MATERIAL:
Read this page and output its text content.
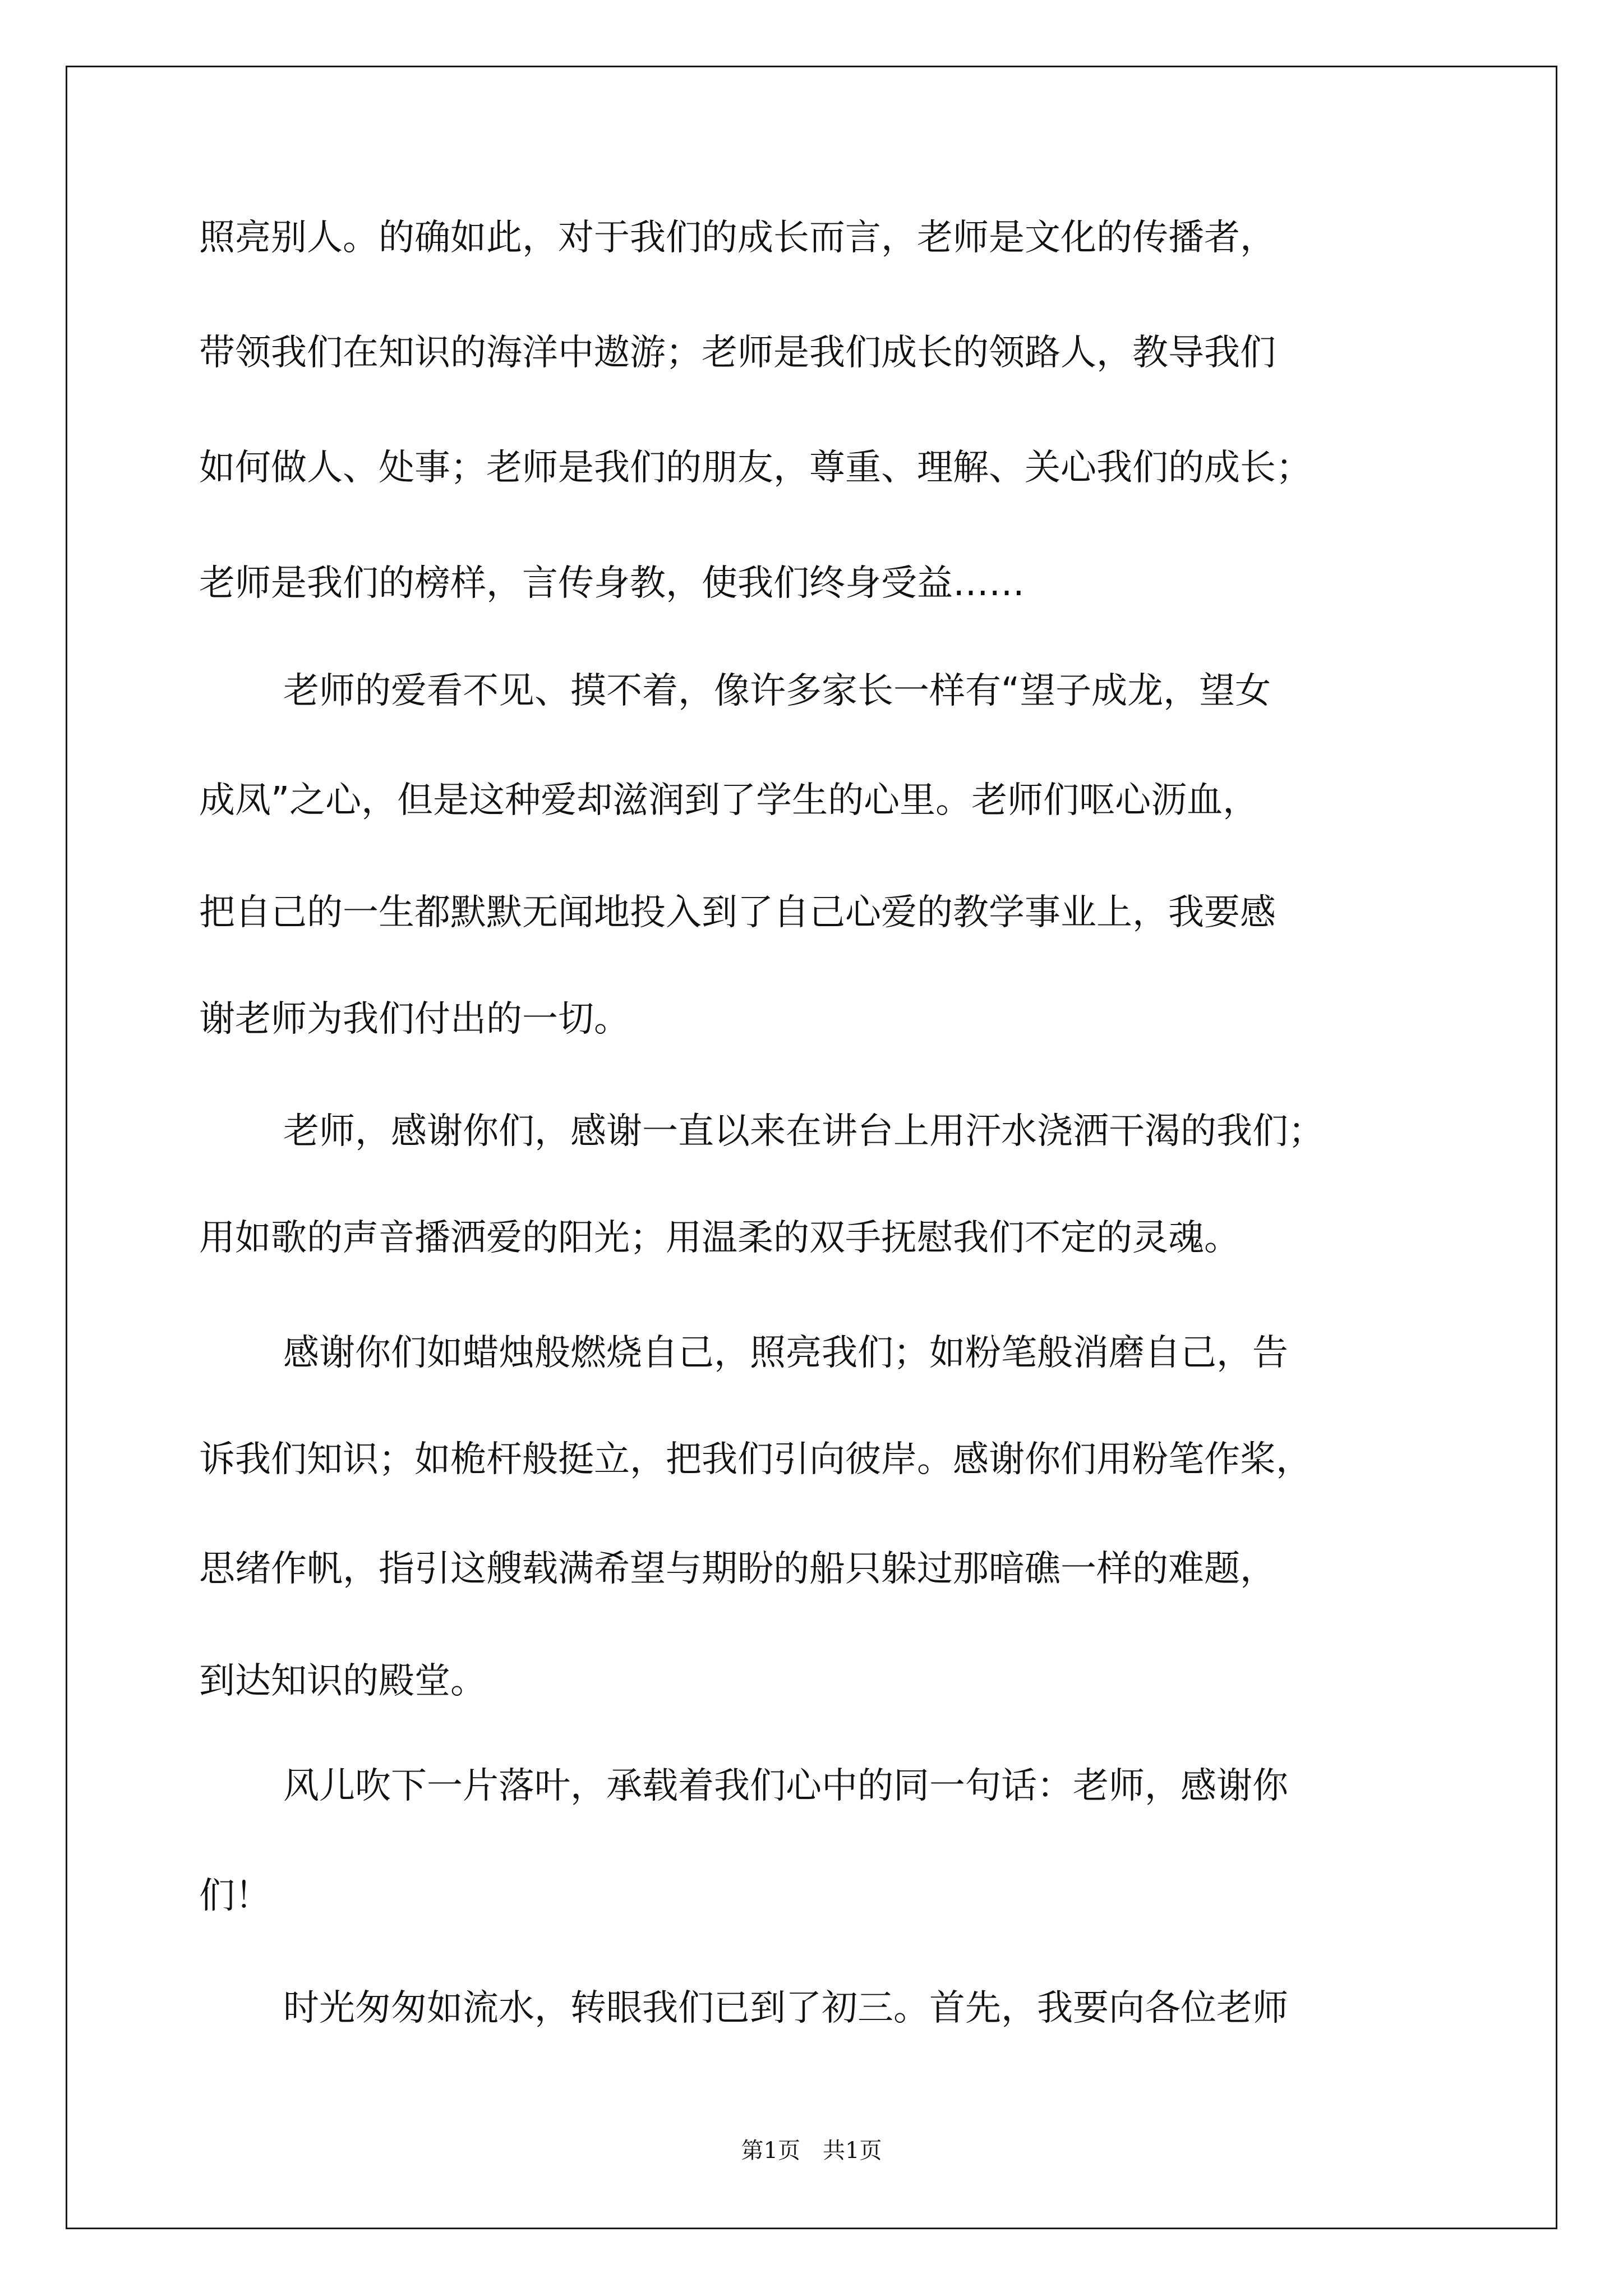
照亮别人。的确如此，对于我们的成长而言，老师是文化的传播者，
带领我们在知识的海洋中遨游；老师是我们成长的领路人，教导我们
如何做人、处事；老师是我们的朋友，尊重、理解、关心我们的成长；
老师是我们的榜样，言传身教，使我们终身受益……
老师的爱看不见、摸不着，像许多家长一样有“望子成龙，望女
成凤”之心，但是这种爱却滋润到了学生的心里。老师们呕心沥血，
把自己的一生都默默无闻地投入到了自己心爱的教学事业上，我要感
谢老师为我们付出的一切。
老师，感谢你们，感谢一直以来在讲台上用汗水浇洒干渴的我们；
用如歌的声音播洒爱的阳光；用温柔的双手抚慰我们不定的灵魂。
感谢你们如蜡烛般燃烧自己，照亮我们；如粉笔般消磨自己，告
诉我们知识；如桅杆般挺立，把我们引向彼岸。感谢你们用粉笔作桨，
思绪作帆，指引这艘载满希望与期盼的船只躲过那暗礁一样的难题，
到达知识的殿堂。
风儿吹下一片落叶，承载着我们心中的同一句话：老师，感谢你
们！
时光匆匆如流水，转眼我们已到了初三。首先，我要向各位老师
第1页　共1页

GIVEN PROBLEM: Return the entries unchanged, save for the pictures, which do not belong in the copy.

SOLVED EXERCISE:
Read this page and output its text content.
照亮别人。的确如此，对于我们的成长而言，老师是文化的传播者，
带领我们在知识的海洋中遨游；老师是我们成长的领路人，教导我们
如何做人、处事；老师是我们的朋友，尊重、理解、关心我们的成长；
老师是我们的榜样，言传身教，使我们终身受益……
老师的爱看不见、摸不着，像许多家长一样有“望子成龙，望女
成凤”之心，但是这种爱却滋润到了学生的心里。老师们呕心沥血，
把自己的一生都默默无闻地投入到了自己心爱的教学事业上，我要感
谢老师为我们付出的一切。
老师，感谢你们，感谢一直以来在讲台上用汗水浇洒干渴的我们；
用如歌的声音播洒爱的阳光；用温柔的双手抚慰我们不定的灵魂。
感谢你们如蜡烛般燃烧自己，照亮我们；如粉笔般消磨自己，告
诉我们知识；如桅杆般挺立，把我们引向彼岸。感谢你们用粉笔作桨，
思绪作帆，指引这艘载满希望与期盼的船只躲过那暗礁一样的难题，
到达知识的殿堂。
风儿吹下一片落叶，承载着我们心中的同一句话：老师，感谢你
们！
时光匆匆如流水，转眼我们已到了初三。首先，我要向各位老师
第1页　共1页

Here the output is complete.